> **Written request**:
Each line that holds the word "HOGI" should be returned.

> **Chart and figure data**:
┄┄┄┄┄┄┄┄┄┄┄┄┄┄┄┄┄┄┄┄

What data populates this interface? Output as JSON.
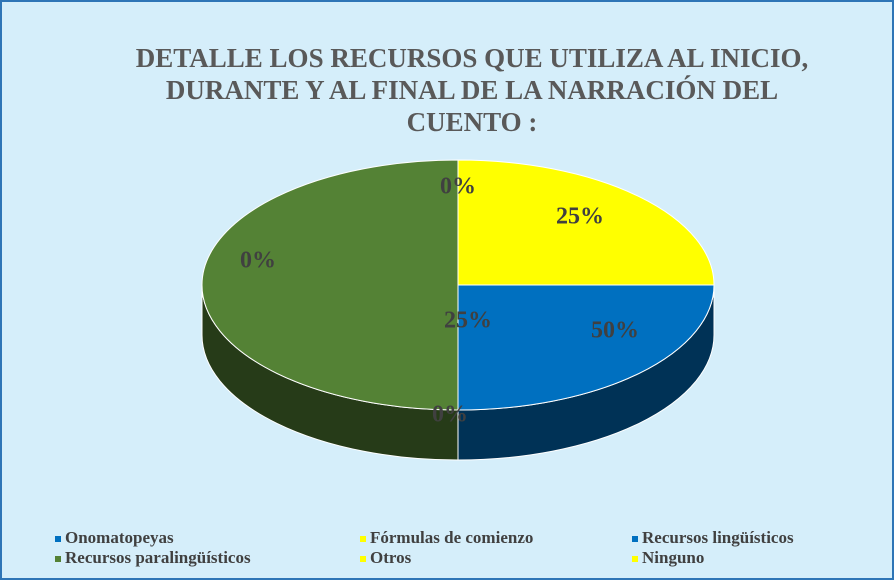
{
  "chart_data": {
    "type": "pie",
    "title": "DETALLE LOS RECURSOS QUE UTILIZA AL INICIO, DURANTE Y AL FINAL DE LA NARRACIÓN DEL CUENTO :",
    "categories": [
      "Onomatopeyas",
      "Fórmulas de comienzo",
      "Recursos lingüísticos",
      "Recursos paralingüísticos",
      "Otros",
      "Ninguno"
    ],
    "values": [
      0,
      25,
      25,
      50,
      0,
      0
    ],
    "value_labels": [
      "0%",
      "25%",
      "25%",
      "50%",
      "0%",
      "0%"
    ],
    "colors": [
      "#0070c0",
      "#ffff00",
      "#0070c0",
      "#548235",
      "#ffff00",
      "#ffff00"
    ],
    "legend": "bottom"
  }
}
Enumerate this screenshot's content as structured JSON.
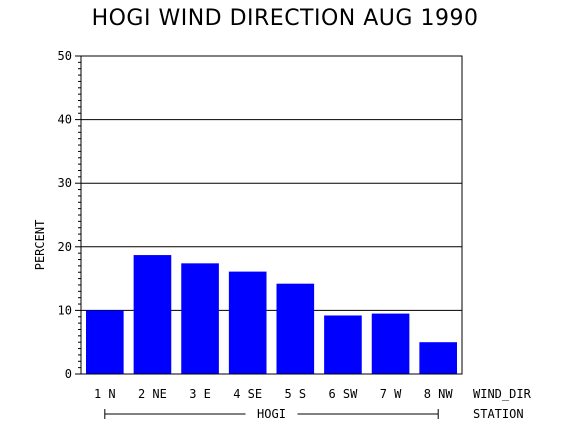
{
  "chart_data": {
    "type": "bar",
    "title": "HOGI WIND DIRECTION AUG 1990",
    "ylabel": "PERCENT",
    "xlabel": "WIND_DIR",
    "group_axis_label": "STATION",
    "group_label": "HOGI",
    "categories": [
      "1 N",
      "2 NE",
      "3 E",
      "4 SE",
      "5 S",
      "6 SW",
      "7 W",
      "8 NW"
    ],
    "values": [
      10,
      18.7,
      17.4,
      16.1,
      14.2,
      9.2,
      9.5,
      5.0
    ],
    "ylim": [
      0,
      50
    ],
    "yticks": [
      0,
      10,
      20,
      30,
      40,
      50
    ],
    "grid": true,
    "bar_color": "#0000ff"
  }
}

┄┄┄┄┄┄┄┄┄┄┄┄┄┄┄┄┄┄┄┄

> **Result below**:
    "title": "HOGI WIND DIRECTION AUG 1990",
    "group_label": "HOGI",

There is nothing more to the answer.